__Directions__. Count how many lines hold the string "content". Give that number alone.

## START Input records

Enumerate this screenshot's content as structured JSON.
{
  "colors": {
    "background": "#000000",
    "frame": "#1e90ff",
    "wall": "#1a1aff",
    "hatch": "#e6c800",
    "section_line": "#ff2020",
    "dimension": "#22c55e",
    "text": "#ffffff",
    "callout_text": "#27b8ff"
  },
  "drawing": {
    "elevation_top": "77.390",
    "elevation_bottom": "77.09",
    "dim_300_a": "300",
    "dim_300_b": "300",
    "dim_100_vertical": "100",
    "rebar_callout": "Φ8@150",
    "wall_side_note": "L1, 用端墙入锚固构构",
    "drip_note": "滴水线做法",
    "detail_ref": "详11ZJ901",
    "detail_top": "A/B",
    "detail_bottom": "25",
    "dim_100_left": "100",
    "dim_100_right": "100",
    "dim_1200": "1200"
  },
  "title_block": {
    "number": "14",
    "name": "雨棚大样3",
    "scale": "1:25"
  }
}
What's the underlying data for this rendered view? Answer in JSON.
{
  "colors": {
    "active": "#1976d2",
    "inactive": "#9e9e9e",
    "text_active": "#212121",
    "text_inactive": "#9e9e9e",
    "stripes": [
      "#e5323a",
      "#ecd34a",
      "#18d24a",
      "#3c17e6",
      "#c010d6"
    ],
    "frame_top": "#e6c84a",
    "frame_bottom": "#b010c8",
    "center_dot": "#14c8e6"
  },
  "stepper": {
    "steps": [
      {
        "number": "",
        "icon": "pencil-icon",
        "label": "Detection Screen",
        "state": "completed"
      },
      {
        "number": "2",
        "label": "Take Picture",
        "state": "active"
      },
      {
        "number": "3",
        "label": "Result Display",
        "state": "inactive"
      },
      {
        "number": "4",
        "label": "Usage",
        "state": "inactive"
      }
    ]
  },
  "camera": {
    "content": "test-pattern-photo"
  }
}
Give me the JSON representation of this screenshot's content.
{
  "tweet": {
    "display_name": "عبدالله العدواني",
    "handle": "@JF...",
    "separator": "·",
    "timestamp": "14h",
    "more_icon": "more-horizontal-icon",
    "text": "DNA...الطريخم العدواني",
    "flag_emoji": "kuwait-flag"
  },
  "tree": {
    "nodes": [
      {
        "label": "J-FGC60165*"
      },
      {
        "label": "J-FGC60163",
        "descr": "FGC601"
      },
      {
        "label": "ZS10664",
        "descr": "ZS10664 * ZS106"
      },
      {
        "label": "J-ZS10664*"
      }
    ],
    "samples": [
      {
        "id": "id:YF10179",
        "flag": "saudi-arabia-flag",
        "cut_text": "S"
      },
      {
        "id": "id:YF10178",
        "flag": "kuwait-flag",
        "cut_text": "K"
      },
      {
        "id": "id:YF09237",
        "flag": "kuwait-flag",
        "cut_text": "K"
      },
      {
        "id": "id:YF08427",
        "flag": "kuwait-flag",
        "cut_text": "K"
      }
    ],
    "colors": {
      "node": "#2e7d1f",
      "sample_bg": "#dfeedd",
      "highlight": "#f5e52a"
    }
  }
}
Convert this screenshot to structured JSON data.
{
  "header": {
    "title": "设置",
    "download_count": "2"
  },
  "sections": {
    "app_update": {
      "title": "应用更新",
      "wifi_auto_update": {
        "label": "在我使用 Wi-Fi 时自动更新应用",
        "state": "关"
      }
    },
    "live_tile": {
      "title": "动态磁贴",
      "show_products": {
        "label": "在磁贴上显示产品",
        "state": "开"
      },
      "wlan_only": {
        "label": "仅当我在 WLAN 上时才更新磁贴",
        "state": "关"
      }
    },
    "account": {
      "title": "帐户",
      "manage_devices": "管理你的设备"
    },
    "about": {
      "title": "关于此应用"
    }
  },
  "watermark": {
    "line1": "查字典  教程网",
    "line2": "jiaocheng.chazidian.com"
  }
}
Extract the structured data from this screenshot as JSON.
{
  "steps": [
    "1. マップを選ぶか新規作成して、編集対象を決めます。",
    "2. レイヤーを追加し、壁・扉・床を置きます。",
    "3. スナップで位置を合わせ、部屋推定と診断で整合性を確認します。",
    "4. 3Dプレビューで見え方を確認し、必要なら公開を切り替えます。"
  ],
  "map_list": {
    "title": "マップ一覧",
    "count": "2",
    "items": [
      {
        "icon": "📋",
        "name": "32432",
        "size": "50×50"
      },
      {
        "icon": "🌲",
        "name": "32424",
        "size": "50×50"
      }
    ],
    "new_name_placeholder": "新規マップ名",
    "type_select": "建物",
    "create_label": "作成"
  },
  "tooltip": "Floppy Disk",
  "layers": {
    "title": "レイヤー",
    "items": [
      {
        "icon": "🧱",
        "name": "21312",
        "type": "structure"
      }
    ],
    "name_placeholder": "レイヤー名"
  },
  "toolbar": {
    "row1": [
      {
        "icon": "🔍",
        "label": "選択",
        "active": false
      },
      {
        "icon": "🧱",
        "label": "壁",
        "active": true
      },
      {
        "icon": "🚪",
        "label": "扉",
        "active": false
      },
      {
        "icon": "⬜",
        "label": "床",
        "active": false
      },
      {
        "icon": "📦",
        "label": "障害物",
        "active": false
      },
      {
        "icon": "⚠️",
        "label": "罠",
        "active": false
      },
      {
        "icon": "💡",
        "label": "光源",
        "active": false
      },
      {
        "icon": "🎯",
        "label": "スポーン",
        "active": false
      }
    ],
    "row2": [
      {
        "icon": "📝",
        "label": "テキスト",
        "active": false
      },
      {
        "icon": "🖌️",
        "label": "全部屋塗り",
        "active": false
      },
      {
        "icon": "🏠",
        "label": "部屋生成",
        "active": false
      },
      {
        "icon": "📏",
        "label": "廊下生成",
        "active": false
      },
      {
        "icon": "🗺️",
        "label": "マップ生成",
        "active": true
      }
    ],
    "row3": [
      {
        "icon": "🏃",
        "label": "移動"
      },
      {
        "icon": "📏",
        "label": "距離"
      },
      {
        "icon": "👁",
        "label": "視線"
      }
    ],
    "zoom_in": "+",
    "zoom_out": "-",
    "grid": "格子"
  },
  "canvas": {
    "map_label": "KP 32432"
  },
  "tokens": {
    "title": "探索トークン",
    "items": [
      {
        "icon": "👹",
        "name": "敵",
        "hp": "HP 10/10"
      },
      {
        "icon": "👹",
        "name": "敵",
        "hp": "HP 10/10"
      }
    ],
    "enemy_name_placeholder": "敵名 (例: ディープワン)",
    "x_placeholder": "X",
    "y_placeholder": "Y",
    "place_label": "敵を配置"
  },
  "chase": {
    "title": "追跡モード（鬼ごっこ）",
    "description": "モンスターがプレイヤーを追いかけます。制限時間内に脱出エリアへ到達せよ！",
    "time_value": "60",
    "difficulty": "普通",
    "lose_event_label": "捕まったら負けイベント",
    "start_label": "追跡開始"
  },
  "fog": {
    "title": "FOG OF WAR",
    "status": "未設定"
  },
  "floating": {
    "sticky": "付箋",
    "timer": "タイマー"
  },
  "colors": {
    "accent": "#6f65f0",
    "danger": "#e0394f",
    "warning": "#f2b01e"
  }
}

## END Input records

__Result for this task__. 3